-- START OF Records provided --

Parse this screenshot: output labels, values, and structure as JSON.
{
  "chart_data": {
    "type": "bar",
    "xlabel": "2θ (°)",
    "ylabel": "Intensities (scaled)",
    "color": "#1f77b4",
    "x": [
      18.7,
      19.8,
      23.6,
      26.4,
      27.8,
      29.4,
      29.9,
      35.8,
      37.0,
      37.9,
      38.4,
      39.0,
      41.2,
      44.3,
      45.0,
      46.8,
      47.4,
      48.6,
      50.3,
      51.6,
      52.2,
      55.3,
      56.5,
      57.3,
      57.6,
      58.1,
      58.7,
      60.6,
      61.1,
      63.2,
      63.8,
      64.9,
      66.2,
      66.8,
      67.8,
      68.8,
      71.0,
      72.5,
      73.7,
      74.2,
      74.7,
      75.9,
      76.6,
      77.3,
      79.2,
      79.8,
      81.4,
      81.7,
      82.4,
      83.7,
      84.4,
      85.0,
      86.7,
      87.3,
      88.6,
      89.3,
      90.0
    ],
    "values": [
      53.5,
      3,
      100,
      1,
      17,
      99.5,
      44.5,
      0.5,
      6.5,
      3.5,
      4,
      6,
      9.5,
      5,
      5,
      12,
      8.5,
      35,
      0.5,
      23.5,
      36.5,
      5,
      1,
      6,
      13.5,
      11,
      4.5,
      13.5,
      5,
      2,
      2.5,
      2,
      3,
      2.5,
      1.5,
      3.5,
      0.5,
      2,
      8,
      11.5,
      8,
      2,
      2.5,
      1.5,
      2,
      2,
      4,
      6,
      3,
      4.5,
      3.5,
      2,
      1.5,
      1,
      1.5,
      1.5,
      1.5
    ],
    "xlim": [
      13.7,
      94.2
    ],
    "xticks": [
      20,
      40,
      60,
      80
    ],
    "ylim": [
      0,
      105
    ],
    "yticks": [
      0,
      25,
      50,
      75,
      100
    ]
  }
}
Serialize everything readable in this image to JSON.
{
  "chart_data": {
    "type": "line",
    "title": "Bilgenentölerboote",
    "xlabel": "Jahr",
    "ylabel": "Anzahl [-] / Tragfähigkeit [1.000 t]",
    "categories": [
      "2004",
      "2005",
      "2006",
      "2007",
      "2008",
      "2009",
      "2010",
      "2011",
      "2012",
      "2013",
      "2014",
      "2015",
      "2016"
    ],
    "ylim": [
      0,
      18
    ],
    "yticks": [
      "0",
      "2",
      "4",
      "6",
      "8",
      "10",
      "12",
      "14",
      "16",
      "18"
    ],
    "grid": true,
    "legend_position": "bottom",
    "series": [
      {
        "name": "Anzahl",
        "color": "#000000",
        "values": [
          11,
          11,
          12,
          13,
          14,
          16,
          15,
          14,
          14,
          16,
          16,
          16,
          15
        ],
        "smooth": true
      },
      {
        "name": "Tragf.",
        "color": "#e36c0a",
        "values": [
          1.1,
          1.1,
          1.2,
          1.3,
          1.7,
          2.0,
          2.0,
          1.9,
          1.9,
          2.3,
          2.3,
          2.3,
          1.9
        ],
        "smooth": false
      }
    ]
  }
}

-- END OF Records provided --

Aim
Search the records above for "Anzahl". Copy each line where it is found.

Exercise answer
    "ylabel": "Anzahl [-] / Tragfähigkeit [1.000 t]",
        "name": "Anzahl",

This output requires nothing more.